▶ [Instruction]: Copy all of the material word for word, except for the pictures.

--------------------

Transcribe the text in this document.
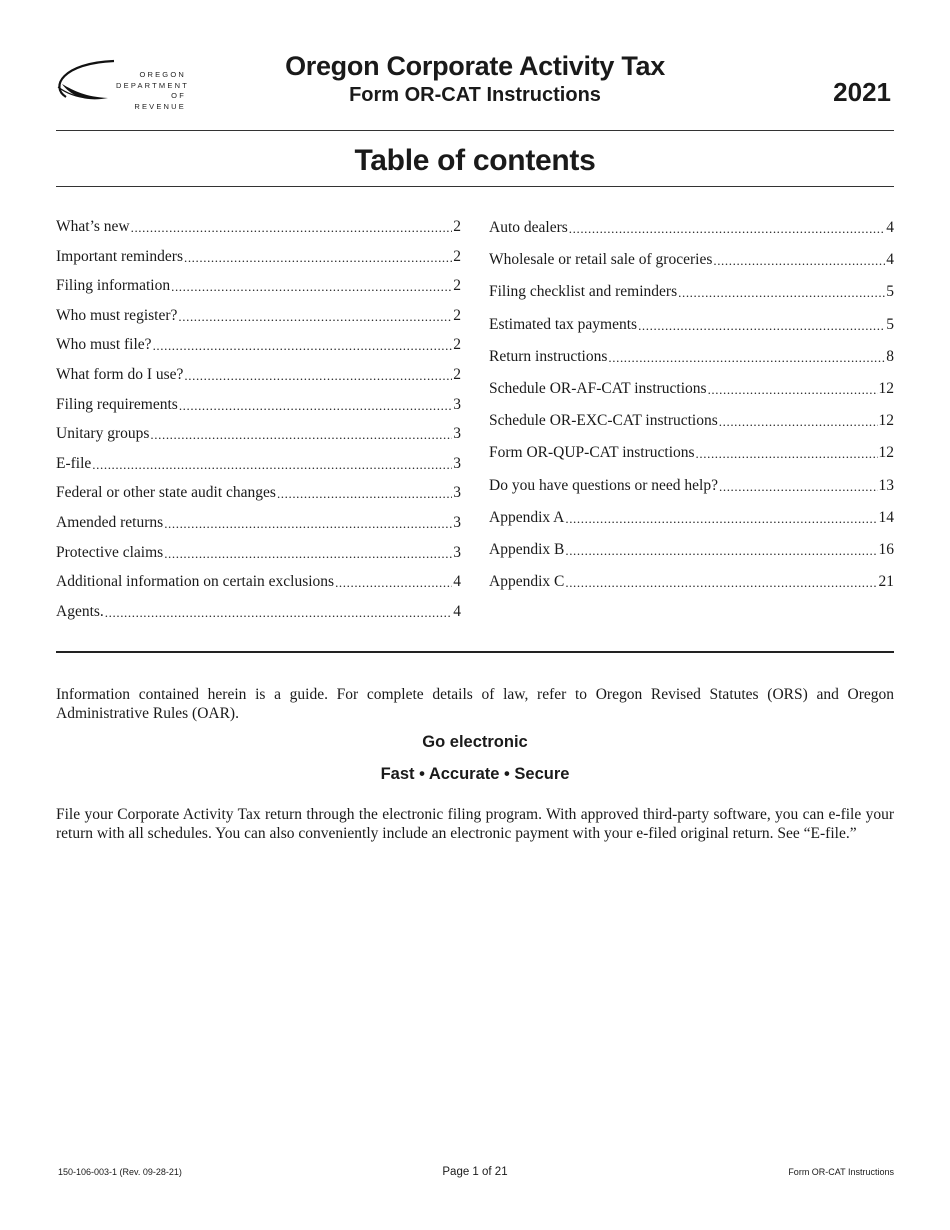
OREGON
DEPARTMENT
OF REVENUE
Oregon Corporate Activity Tax
Form OR-CAT Instructions	2021
Table of contents
What’s new .....	2
Important reminders .....	2
Filing information .....	2
Who must register? .....	2
Who must file? .....	2
What form do I use? .....	2
Filing requirements .....	3
Unitary groups .....	3
E-file .....	3
Federal or other state audit changes .....	3
Amended returns .....	3
Protective claims .....	3
Additional information on certain exclusions .....	4
Agents. .....	4
Auto dealers .....	4
Wholesale or retail sale of groceries .....	4
Filing checklist and reminders .....	5
Estimated tax payments .....	5
Return instructions .....	8
Schedule OR-AF-CAT instructions .....	12
Schedule OR-EXC-CAT instructions .....	12
Form OR-QUP-CAT instructions .....	12
Do you have questions or need help? .....	13
Appendix A .....	14
Appendix B .....	16
Appendix C .....	21
Information contained herein is a guide. For complete details of law, refer to Oregon Revised Statutes (ORS) and Oregon Administrative Rules (OAR).
Go electronic
Fast • Accurate • Secure
File your Corporate Activity Tax return through the electronic filing program. With approved third-party software, you can e-file your return with all schedules. You can also conveniently include an electronic payment with your e-filed original return. See “E-file.”
150-106-003-1 (Rev. 09-28-21)	Page 1 of 21	Form OR-CAT Instructions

--------------------

▶ [Correct response]:
Transcribe the text in this document.
OREGON
DEPARTMENT
OF REVENUE
Oregon Corporate Activity Tax
Form OR-CAT Instructions	2021
Table of contents
What’s new .....	2
Important reminders .....	2
Filing information .....	2
Who must register? .....	2
Who must file? .....	2
What form do I use? .....	2
Filing requirements .....	3
Unitary groups .....	3
E-file .....	3
Federal or other state audit changes .....	3
Amended returns .....	3
Protective claims .....	3
Additional information on certain exclusions .....	4
Agents. .....	4
Auto dealers .....	4
Wholesale or retail sale of groceries .....	4
Filing checklist and reminders .....	5
Estimated tax payments .....	5
Return instructions .....	8
Schedule OR-AF-CAT instructions .....	12
Schedule OR-EXC-CAT instructions .....	12
Form OR-QUP-CAT instructions .....	12
Do you have questions or need help? .....	13
Appendix A .....	14
Appendix B .....	16
Appendix C .....	21
Information contained herein is a guide. For complete details of law, refer to Oregon Revised Statutes (ORS) and Oregon Administrative Rules (OAR).
Go electronic
Fast • Accurate • Secure
File your Corporate Activity Tax return through the electronic filing program. With approved third-party software, you can e-file your return with all schedules. You can also conveniently include an electronic payment with your e-filed original return. See “E-file.”
150-106-003-1 (Rev. 09-28-21)	Page 1 of 21	Form OR-CAT Instructions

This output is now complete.